* begin MATERIALS PROVIDED *
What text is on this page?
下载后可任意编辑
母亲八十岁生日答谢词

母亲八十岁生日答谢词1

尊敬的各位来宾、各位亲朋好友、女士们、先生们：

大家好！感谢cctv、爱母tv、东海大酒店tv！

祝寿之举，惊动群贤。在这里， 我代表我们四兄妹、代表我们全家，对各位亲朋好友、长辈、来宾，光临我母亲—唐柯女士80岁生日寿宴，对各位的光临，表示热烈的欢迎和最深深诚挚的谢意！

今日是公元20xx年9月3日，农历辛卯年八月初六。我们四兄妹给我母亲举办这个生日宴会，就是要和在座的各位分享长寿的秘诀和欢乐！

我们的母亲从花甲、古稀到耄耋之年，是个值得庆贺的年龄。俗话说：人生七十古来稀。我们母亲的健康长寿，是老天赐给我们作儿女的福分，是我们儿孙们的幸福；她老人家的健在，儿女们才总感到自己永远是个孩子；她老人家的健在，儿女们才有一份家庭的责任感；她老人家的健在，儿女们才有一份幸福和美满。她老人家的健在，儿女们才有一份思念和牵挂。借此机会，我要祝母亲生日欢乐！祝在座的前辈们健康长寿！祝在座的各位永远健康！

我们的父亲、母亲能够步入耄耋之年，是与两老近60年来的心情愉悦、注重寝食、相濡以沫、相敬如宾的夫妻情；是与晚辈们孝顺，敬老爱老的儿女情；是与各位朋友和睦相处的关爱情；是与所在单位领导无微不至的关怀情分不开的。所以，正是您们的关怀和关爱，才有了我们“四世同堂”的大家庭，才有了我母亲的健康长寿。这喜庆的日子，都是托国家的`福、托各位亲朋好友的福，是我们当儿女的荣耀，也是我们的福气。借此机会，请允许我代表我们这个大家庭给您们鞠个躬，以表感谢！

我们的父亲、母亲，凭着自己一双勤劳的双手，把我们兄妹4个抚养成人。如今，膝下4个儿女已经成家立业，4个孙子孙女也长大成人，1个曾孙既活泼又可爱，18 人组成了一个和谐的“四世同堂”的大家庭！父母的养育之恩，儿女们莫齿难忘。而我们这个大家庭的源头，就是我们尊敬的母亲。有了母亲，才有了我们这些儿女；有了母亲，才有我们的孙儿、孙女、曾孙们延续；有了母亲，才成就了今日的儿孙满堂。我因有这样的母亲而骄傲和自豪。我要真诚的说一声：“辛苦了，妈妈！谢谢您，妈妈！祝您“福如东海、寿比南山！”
* end MATERIALS PROVIDED *
* begin MATERIALS PROVIDED *
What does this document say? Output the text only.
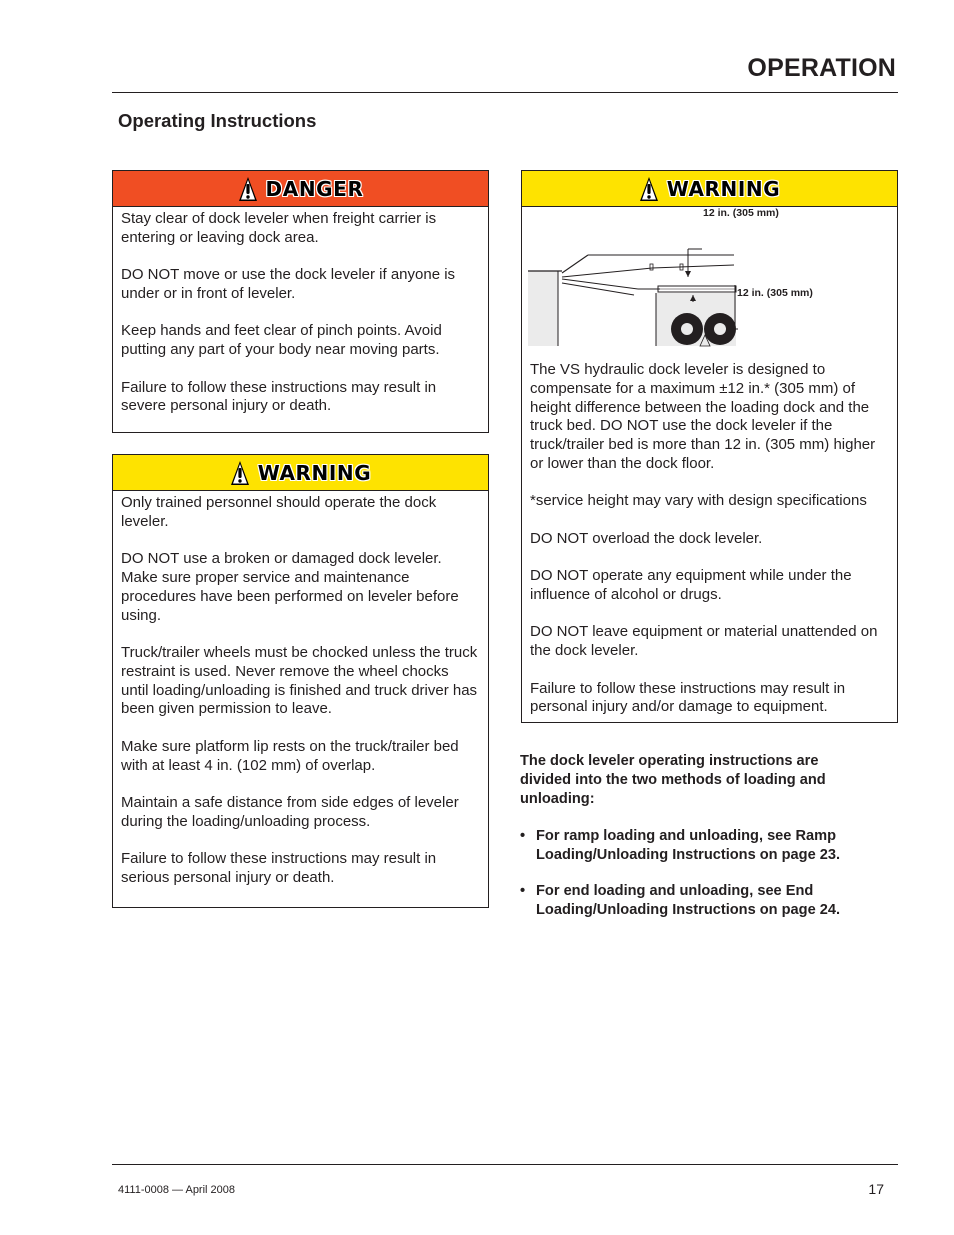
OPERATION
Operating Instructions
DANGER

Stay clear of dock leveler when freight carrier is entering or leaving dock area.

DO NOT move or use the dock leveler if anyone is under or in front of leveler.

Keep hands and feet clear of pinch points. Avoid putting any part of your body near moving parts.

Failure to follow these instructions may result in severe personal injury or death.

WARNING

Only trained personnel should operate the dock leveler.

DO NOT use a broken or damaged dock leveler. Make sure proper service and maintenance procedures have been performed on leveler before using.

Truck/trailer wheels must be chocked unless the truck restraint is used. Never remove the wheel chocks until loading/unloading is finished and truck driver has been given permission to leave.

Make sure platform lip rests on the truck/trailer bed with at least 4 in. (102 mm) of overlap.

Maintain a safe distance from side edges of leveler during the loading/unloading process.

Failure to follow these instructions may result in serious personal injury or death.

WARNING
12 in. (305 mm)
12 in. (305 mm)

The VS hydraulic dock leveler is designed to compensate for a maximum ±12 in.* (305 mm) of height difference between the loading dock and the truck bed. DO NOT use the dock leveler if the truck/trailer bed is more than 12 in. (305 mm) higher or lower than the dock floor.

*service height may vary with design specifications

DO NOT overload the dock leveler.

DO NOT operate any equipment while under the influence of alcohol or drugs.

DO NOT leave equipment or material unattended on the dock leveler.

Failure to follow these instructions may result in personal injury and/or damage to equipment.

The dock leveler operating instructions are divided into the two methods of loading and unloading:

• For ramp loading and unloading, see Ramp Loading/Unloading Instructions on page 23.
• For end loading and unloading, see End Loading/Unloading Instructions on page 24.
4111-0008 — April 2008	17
* end MATERIALS PROVIDED *
* begin MATERIALS PROVIDED *
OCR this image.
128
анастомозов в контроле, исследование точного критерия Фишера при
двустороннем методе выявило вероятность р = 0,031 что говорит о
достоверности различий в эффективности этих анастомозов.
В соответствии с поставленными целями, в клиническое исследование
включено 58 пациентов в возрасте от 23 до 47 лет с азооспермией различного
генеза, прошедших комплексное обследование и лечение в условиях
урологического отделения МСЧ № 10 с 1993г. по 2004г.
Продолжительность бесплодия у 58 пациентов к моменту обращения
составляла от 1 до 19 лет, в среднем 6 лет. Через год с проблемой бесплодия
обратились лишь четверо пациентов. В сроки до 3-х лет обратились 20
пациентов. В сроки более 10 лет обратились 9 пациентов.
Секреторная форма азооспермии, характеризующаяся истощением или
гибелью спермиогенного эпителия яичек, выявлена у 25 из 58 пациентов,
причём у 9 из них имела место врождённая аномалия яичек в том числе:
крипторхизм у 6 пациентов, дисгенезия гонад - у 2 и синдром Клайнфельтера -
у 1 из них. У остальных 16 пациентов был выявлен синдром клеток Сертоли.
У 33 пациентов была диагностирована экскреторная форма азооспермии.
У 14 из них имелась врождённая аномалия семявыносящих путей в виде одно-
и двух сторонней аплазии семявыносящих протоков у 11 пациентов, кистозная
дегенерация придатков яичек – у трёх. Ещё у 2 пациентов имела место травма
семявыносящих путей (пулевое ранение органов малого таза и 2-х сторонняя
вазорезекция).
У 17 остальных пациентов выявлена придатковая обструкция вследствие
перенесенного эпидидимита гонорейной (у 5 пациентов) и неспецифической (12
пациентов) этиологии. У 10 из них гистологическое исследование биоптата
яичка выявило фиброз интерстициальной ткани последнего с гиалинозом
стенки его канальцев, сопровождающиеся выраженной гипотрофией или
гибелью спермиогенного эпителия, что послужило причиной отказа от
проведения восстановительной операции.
* end MATERIALS PROVIDED *
Out of the preceding entries, pull every line containing the string "page".

What text is on this page?
• For ramp loading and unloading, see Ramp Loading/Unloading Instructions on page 23.
• For end loading and unloading, see End Loading/Unloading Instructions on page 24.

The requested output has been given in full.